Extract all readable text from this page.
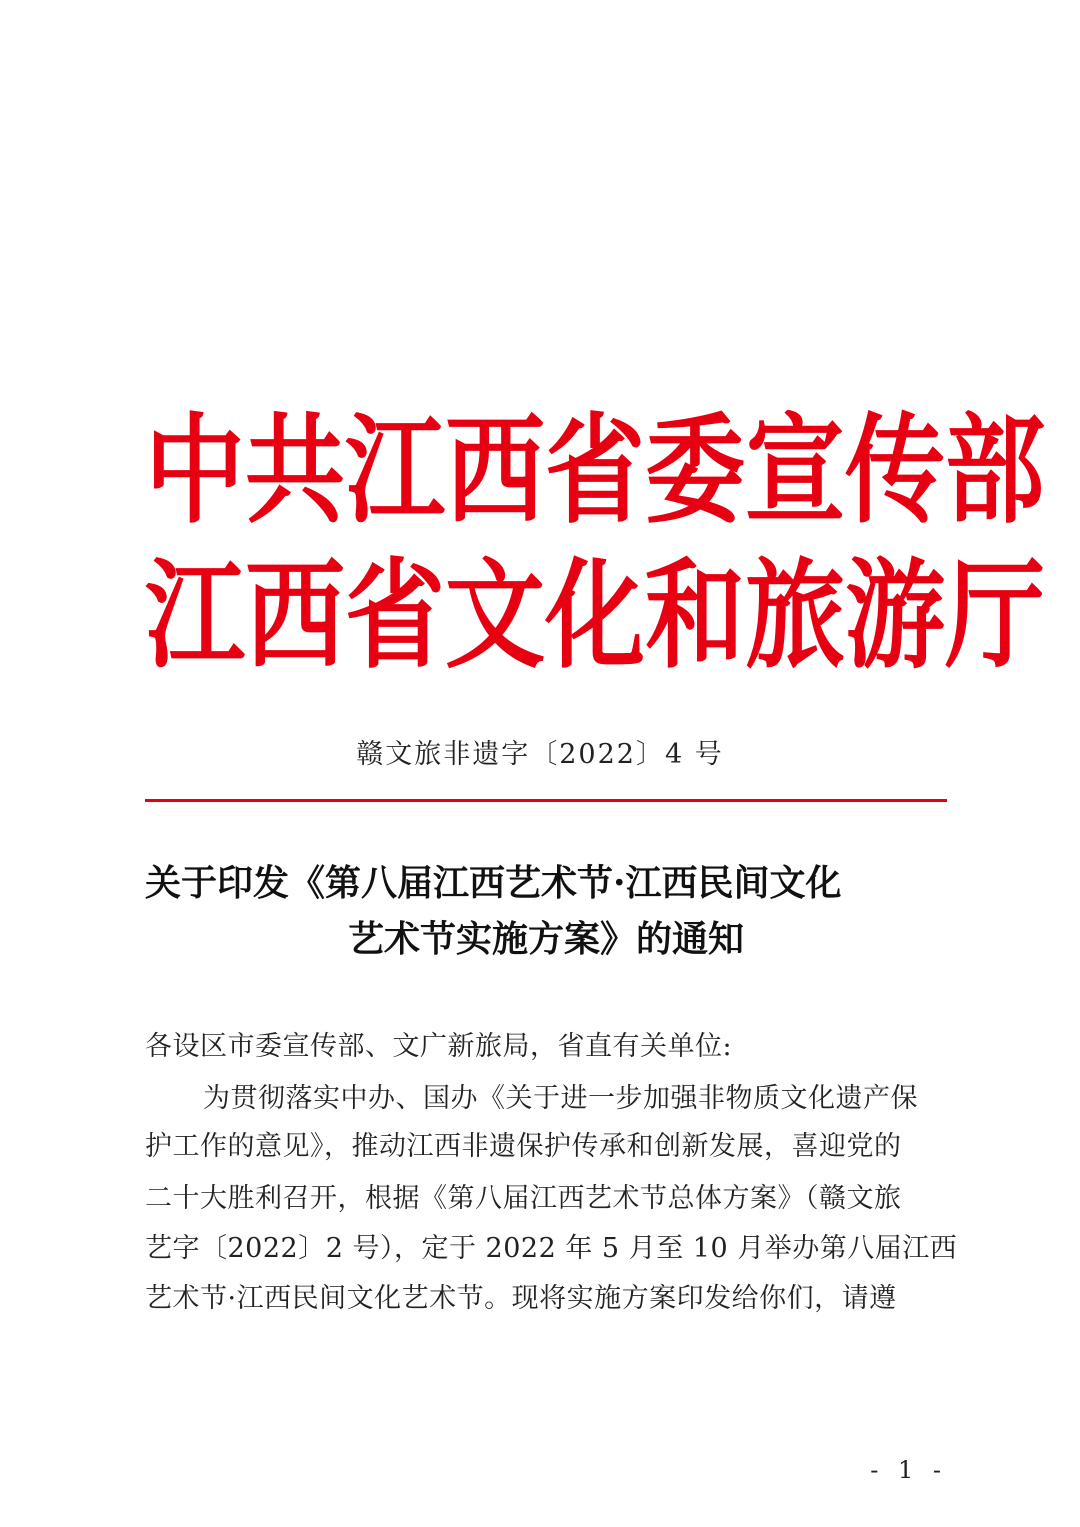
中 共 江 西 省 委 宣 传 部
江 西 省 文 化 和 旅 游 厅
赣文旅非遗字〔2022〕4 号
关于印发《第八届江西艺术节·江西民间文化
艺术节实施方案》的通知
各设区市委宣传部、文广新旅局，省直有关单位:
为贯彻落实中办、国办《关于进一步加强非物质文化遗产保
护工作的意见》，推动江西非遗保护传承和创新发展，喜迎党的
二十大胜利召开，根据《第八届江西艺术节总体方案》（赣文旅
艺字〔2022〕2 号），定于 2022 年 5 月至 10 月举办第八届江西
艺术节·江西民间文化艺术节。现将实施方案印发给你们，请遵
- 1 -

Given task:
Omit the pictures, and quote the material above exactly as given.

Output below:
Extract all readable text from this page.
中 共 江 西 省 委 宣 传 部
江 西 省 文 化 和 旅 游 厅
赣文旅非遗字〔2022〕4 号
关于印发《第八届江西艺术节·江西民间文化
艺术节实施方案》的通知
各设区市委宣传部、文广新旅局，省直有关单位:
为贯彻落实中办、国办《关于进一步加强非物质文化遗产保
护工作的意见》，推动江西非遗保护传承和创新发展，喜迎党的
二十大胜利召开，根据《第八届江西艺术节总体方案》（赣文旅
艺字〔2022〕2 号），定于 2022 年 5 月至 10 月举办第八届江西
艺术节·江西民间文化艺术节。现将实施方案印发给你们，请遵
- 1 -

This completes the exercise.